YOUR GOAL —
Return the lines below exactly, starting with the line that contains "Decode this image" and stopping after the last line.

TASK MATERIAL —

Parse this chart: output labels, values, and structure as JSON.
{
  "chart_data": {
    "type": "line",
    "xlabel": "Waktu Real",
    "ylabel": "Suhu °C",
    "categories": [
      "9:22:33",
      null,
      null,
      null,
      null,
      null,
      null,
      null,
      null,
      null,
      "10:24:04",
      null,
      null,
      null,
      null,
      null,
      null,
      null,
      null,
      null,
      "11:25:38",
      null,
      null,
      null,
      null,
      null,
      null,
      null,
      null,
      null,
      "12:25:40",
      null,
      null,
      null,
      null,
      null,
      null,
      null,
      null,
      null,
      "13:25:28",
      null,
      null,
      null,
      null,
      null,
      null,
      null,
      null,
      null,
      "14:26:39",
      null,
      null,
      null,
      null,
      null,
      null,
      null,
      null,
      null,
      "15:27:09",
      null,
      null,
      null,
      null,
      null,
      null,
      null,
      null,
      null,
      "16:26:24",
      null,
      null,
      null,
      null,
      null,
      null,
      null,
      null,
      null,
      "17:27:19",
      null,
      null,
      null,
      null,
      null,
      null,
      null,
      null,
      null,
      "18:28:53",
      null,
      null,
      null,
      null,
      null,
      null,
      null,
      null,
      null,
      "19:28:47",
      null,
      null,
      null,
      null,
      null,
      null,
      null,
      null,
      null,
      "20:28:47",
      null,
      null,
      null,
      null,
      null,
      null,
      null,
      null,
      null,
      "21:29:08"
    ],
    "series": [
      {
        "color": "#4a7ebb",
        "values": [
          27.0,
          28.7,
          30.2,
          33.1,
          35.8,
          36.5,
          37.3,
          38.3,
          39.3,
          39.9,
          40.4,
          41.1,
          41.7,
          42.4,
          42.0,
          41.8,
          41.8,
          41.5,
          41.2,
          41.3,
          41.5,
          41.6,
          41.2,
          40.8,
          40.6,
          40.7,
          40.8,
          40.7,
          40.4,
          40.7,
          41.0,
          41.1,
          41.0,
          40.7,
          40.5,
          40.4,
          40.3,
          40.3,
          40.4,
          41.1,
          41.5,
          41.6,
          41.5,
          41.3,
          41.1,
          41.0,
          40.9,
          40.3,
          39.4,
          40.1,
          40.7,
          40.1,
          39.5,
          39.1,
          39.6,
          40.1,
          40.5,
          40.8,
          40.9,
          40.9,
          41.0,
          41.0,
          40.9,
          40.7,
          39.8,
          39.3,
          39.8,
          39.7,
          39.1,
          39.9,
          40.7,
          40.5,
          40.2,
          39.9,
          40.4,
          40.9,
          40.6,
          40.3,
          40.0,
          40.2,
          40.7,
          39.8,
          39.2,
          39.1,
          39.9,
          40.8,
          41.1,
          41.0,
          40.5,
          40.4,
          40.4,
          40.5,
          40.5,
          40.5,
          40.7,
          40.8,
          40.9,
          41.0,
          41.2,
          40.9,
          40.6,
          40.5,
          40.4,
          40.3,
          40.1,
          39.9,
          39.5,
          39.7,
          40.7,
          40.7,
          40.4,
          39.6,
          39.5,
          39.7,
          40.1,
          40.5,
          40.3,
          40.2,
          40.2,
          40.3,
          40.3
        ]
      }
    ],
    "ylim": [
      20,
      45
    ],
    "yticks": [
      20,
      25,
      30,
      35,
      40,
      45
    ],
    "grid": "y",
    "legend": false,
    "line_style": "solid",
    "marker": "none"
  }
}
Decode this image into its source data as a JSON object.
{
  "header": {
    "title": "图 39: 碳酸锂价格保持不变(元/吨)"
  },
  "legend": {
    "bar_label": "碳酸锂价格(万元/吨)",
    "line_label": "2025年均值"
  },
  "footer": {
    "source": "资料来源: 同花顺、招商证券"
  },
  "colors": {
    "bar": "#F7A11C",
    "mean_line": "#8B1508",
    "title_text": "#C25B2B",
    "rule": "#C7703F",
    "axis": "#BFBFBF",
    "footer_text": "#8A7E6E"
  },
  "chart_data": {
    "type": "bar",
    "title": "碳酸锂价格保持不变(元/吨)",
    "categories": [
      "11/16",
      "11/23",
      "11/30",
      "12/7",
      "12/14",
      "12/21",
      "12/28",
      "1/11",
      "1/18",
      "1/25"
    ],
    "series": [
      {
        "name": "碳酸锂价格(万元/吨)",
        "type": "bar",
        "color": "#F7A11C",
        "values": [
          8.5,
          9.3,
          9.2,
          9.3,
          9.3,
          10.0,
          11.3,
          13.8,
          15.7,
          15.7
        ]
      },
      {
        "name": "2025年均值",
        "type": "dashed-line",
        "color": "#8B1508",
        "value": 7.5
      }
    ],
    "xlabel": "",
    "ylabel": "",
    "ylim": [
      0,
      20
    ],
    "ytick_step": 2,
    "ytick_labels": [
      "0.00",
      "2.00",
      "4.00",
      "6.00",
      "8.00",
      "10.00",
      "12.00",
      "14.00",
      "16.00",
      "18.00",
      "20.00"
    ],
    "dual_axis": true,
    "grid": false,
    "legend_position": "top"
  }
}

SOLVED PROBLEM —
Decode this image into its source data as a JSON object.
{
  "header": {
    "title": "图 39: 碳酸锂价格保持不变(元/吨)"
  },
  "legend": {
    "bar_label": "碳酸锂价格(万元/吨)",
    "line_label": "2025年均值"
  },
  "footer": {
    "source": "资料来源: 同花顺、招商证券"
  },
  "colors": {
    "bar": "#F7A11C",
    "mean_line": "#8B1508",
    "title_text": "#C25B2B",
    "rule": "#C7703F",
    "axis": "#BFBFBF",
    "footer_text": "#8A7E6E"
  },
  "chart_data": {
    "type": "bar",
    "title": "碳酸锂价格保持不变(元/吨)",
    "categories": [
      "11/16",
      "11/23",
      "11/30",
      "12/7",
      "12/14",
      "12/21",
      "12/28",
      "1/11",
      "1/18",
      "1/25"
    ],
    "series": [
      {
        "name": "碳酸锂价格(万元/吨)",
        "type": "bar",
        "color": "#F7A11C",
        "values": [
          8.5,
          9.3,
          9.2,
          9.3,
          9.3,
          10.0,
          11.3,
          13.8,
          15.7,
          15.7
        ]
      },
      {
        "name": "2025年均值",
        "type": "dashed-line",
        "color": "#8B1508",
        "value": 7.5
      }
    ],
    "xlabel": "",
    "ylabel": "",
    "ylim": [
      0,
      20
    ],
    "ytick_step": 2,
    "ytick_labels": [
      "0.00",
      "2.00",
      "4.00",
      "6.00",
      "8.00",
      "10.00",
      "12.00",
      "14.00",
      "16.00",
      "18.00",
      "20.00"
    ],
    "dual_axis": true,
    "grid": false,
    "legend_position": "top"
  }
}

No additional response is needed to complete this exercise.